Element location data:
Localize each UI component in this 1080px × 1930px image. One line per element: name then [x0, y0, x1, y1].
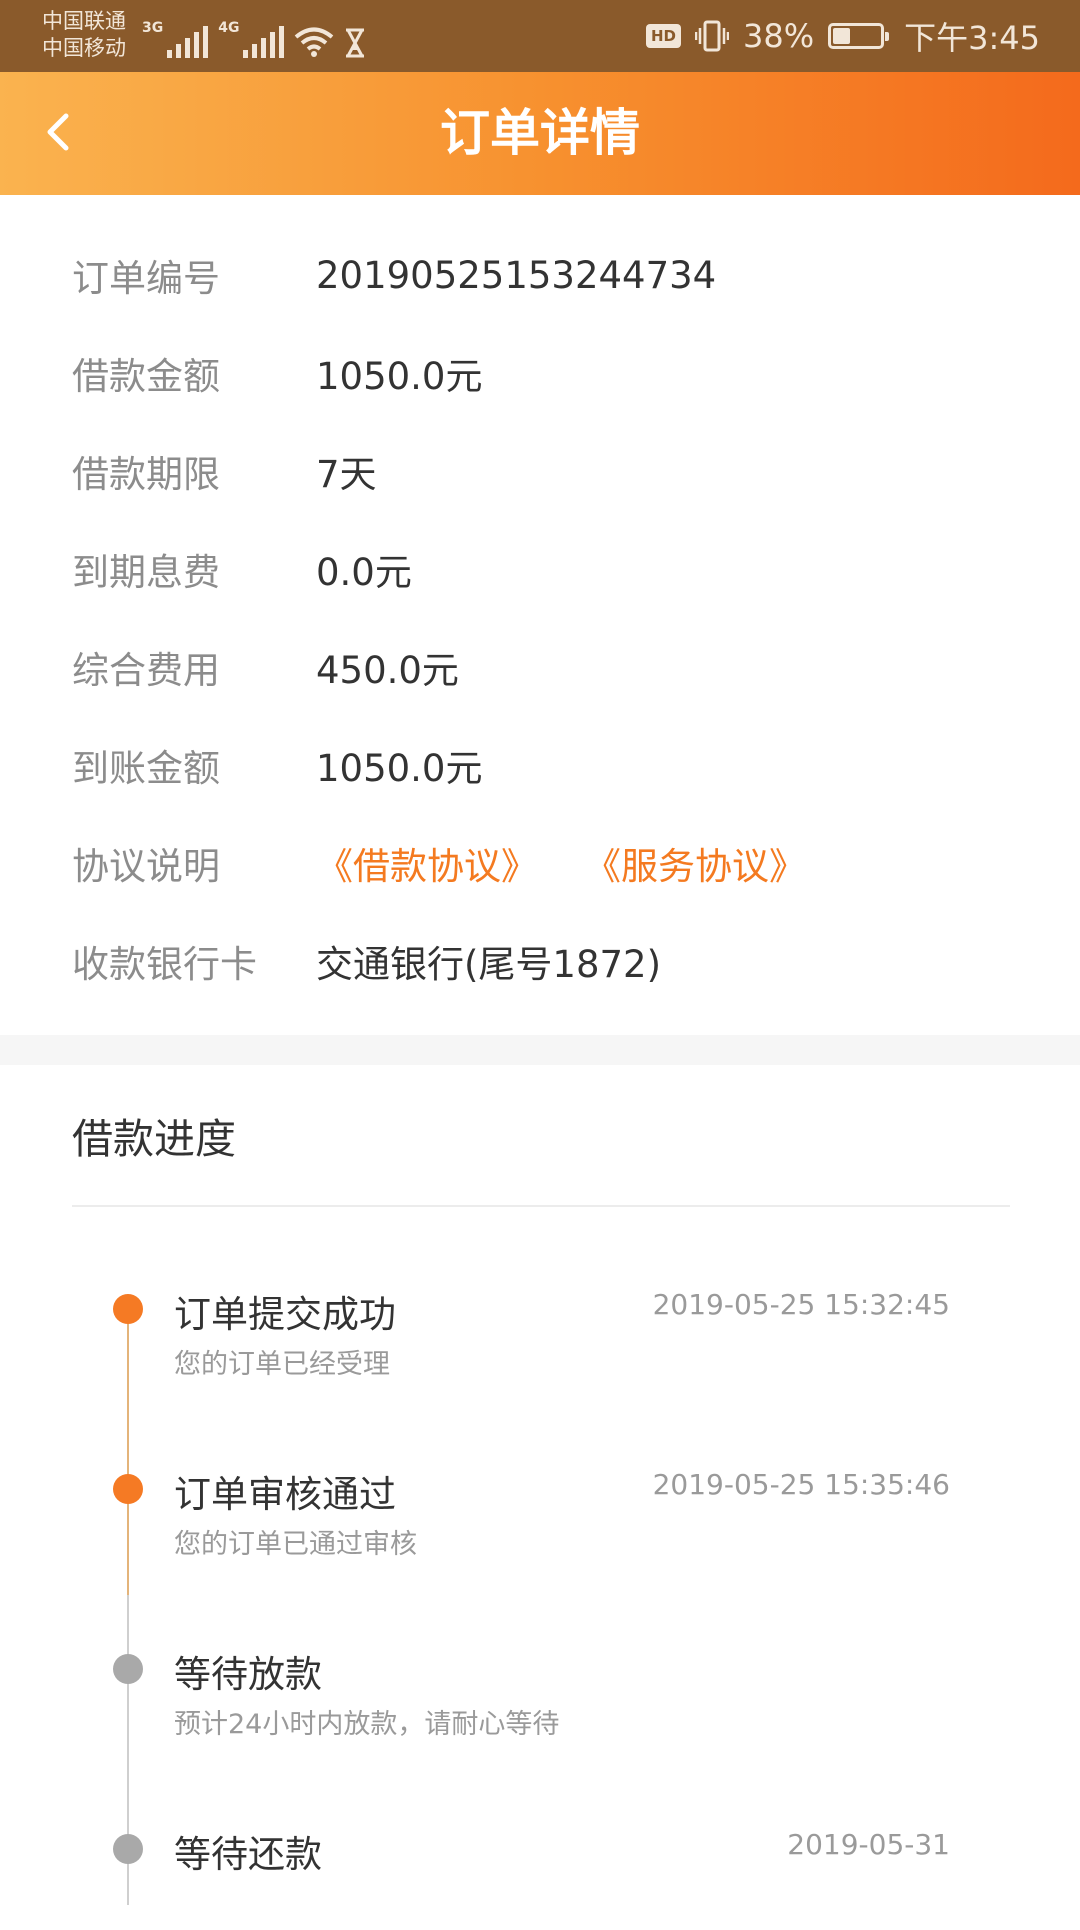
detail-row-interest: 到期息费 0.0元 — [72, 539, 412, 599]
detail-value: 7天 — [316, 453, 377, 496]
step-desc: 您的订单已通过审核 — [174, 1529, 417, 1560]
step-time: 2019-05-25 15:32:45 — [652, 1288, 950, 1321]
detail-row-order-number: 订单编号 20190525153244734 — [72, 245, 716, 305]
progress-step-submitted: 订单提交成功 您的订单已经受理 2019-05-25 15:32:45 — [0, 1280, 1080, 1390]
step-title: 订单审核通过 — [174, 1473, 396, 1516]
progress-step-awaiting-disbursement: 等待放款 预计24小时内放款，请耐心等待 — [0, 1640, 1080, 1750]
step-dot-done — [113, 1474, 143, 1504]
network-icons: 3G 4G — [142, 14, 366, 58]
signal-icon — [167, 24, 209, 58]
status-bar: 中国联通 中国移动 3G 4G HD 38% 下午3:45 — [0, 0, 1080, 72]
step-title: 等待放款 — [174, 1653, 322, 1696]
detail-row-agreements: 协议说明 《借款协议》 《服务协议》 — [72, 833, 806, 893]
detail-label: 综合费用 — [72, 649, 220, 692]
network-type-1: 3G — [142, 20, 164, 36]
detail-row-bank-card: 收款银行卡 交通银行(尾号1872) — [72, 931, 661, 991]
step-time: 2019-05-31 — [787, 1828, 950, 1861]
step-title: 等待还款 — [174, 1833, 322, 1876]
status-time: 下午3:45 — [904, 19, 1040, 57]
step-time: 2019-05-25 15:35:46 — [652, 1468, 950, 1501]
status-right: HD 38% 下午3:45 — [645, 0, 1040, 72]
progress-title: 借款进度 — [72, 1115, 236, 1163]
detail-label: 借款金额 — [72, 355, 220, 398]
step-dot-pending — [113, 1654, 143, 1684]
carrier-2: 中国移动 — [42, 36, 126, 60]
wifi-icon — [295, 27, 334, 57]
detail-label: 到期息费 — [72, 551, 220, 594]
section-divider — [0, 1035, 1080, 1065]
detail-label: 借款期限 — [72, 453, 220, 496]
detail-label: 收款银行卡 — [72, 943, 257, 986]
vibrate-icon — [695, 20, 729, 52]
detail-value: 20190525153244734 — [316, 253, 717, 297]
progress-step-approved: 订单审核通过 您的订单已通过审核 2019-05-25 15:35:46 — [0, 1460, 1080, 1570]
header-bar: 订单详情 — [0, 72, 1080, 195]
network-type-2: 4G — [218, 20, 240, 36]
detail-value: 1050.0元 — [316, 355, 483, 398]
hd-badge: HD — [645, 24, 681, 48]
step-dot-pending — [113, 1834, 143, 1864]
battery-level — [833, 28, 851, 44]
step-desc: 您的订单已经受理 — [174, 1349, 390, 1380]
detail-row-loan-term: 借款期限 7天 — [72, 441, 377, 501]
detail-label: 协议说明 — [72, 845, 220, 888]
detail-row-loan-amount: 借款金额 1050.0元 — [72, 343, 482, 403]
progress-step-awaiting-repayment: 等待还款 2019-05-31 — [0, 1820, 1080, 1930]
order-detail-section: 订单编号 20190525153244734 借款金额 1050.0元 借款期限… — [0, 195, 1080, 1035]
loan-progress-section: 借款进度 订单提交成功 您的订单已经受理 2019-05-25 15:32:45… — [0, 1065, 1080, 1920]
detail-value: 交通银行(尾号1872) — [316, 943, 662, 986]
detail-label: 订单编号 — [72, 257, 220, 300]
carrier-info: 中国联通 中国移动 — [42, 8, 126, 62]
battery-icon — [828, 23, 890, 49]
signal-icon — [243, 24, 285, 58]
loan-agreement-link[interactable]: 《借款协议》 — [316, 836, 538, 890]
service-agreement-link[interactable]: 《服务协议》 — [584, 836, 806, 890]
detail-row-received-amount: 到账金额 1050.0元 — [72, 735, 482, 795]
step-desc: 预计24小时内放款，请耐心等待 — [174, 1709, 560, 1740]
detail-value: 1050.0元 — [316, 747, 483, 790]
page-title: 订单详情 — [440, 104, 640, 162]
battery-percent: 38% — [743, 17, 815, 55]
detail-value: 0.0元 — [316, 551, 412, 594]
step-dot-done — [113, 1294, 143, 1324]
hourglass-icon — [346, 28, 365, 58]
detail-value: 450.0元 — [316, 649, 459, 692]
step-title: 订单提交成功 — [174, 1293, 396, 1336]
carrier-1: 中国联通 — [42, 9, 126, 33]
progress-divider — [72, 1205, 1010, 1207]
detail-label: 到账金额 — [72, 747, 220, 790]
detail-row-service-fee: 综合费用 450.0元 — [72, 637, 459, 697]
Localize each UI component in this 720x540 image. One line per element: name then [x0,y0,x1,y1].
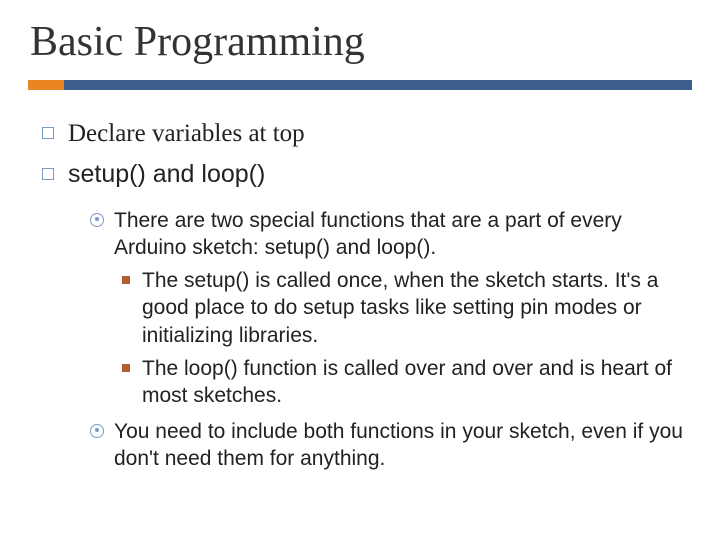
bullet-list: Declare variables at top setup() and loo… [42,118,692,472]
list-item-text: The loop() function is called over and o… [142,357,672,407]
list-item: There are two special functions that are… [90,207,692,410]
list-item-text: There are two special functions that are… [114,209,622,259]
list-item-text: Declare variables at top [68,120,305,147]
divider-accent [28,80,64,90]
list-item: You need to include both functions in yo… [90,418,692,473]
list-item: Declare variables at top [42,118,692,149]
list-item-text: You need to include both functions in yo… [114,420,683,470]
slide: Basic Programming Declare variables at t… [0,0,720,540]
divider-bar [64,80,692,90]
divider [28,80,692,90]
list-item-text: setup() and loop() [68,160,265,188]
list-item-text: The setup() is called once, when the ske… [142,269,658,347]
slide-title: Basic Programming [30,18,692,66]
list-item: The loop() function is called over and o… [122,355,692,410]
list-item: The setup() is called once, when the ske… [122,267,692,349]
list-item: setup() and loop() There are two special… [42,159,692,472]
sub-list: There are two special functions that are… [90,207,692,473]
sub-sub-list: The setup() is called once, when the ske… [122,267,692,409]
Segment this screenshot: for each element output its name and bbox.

REQUIREMENTS: Rewrite the records above, replacing every "element" with "component" and leaving everything else unchanged. Omit the pictures from your answer.

TASK SOLUTION:
Localize each UI component in this 1080px × 1930px image. One line per component: name then [x0, y0, x1, y1].
detail-row-interest: 到期息费 0.0元 — [72, 539, 412, 599]
detail-value: 7天 — [316, 453, 377, 496]
step-desc: 您的订单已通过审核 — [174, 1529, 417, 1560]
step-time: 2019-05-25 15:32:45 — [652, 1288, 950, 1321]
detail-row-order-number: 订单编号 20190525153244734 — [72, 245, 716, 305]
progress-step-submitted: 订单提交成功 您的订单已经受理 2019-05-25 15:32:45 — [0, 1280, 1080, 1390]
step-title: 订单审核通过 — [174, 1473, 396, 1516]
progress-step-awaiting-disbursement: 等待放款 预计24小时内放款，请耐心等待 — [0, 1640, 1080, 1750]
step-dot-done — [113, 1474, 143, 1504]
network-icons: 3G 4G — [142, 14, 366, 58]
signal-icon — [167, 24, 209, 58]
status-bar: 中国联通 中国移动 3G 4G HD 38% 下午3:45 — [0, 0, 1080, 72]
step-title: 等待放款 — [174, 1653, 322, 1696]
detail-row-agreements: 协议说明 《借款协议》 《服务协议》 — [72, 833, 806, 893]
detail-label: 综合费用 — [72, 649, 220, 692]
network-type-1: 3G — [142, 20, 164, 36]
detail-row-bank-card: 收款银行卡 交通银行(尾号1872) — [72, 931, 661, 991]
step-time: 2019-05-31 — [787, 1828, 950, 1861]
step-title: 等待还款 — [174, 1833, 322, 1876]
status-time: 下午3:45 — [904, 19, 1040, 57]
step-time: 2019-05-25 15:35:46 — [652, 1468, 950, 1501]
status-right: HD 38% 下午3:45 — [645, 0, 1040, 72]
progress-title: 借款进度 — [72, 1115, 236, 1163]
detail-label: 借款金额 — [72, 355, 220, 398]
step-dot-pending — [113, 1654, 143, 1684]
carrier-2: 中国移动 — [42, 36, 126, 60]
wifi-icon — [295, 27, 334, 57]
detail-label: 到期息费 — [72, 551, 220, 594]
section-divider — [0, 1035, 1080, 1065]
detail-label: 借款期限 — [72, 453, 220, 496]
detail-label: 收款银行卡 — [72, 943, 257, 986]
vibrate-icon — [695, 20, 729, 52]
detail-value: 20190525153244734 — [316, 253, 717, 297]
progress-step-approved: 订单审核通过 您的订单已通过审核 2019-05-25 15:35:46 — [0, 1460, 1080, 1570]
header-bar: 订单详情 — [0, 72, 1080, 195]
network-type-2: 4G — [218, 20, 240, 36]
detail-value: 1050.0元 — [316, 355, 483, 398]
hd-badge: HD — [645, 24, 681, 48]
step-dot-pending — [113, 1834, 143, 1864]
battery-level — [833, 28, 851, 44]
step-desc: 您的订单已经受理 — [174, 1349, 390, 1380]
detail-row-loan-term: 借款期限 7天 — [72, 441, 377, 501]
detail-label: 协议说明 — [72, 845, 220, 888]
detail-row-loan-amount: 借款金额 1050.0元 — [72, 343, 482, 403]
progress-step-awaiting-repayment: 等待还款 2019-05-31 — [0, 1820, 1080, 1930]
order-detail-section: 订单编号 20190525153244734 借款金额 1050.0元 借款期限… — [0, 195, 1080, 1035]
loan-progress-section: 借款进度 订单提交成功 您的订单已经受理 2019-05-25 15:32:45… — [0, 1065, 1080, 1920]
detail-value: 交通银行(尾号1872) — [316, 943, 662, 986]
detail-label: 订单编号 — [72, 257, 220, 300]
carrier-info: 中国联通 中国移动 — [42, 8, 126, 62]
battery-icon — [828, 23, 890, 49]
signal-icon — [243, 24, 285, 58]
loan-agreement-link[interactable]: 《借款协议》 — [316, 836, 538, 890]
service-agreement-link[interactable]: 《服务协议》 — [584, 836, 806, 890]
detail-row-received-amount: 到账金额 1050.0元 — [72, 735, 482, 795]
step-desc: 预计24小时内放款，请耐心等待 — [174, 1709, 560, 1740]
detail-value: 1050.0元 — [316, 747, 483, 790]
page-title: 订单详情 — [440, 104, 640, 162]
battery-percent: 38% — [743, 17, 815, 55]
detail-value: 0.0元 — [316, 551, 412, 594]
step-dot-done — [113, 1294, 143, 1324]
hourglass-icon — [346, 28, 365, 58]
detail-value: 450.0元 — [316, 649, 459, 692]
step-title: 订单提交成功 — [174, 1293, 396, 1336]
carrier-1: 中国联通 — [42, 9, 126, 33]
progress-divider — [72, 1205, 1010, 1207]
detail-label: 到账金额 — [72, 747, 220, 790]
detail-row-service-fee: 综合费用 450.0元 — [72, 637, 459, 697]
Localize each UI component in this 720x540 image. One line per component: name then [x0,y0,x1,y1].
bullet-list: Declare variables at top setup() and loo… [42,118,692,472]
list-item-text: The loop() function is called over and o… [142,357,672,407]
list-item: There are two special functions that are… [90,207,692,410]
list-item-text: There are two special functions that are… [114,209,622,259]
list-item-text: Declare variables at top [68,120,305,147]
divider-accent [28,80,64,90]
list-item: You need to include both functions in yo… [90,418,692,473]
list-item: Declare variables at top [42,118,692,149]
list-item-text: You need to include both functions in yo… [114,420,683,470]
slide: Basic Programming Declare variables at t… [0,0,720,540]
divider-bar [64,80,692,90]
divider [28,80,692,90]
list-item-text: setup() and loop() [68,160,265,188]
list-item-text: The setup() is called once, when the ske… [142,269,658,347]
slide-title: Basic Programming [30,18,692,66]
list-item: The loop() function is called over and o… [122,355,692,410]
list-item: The setup() is called once, when the ske… [122,267,692,349]
list-item: setup() and loop() There are two special… [42,159,692,472]
sub-list: There are two special functions that are… [90,207,692,473]
sub-sub-list: The setup() is called once, when the ske… [122,267,692,409]
Segment this screenshot: for each component output its name and bbox.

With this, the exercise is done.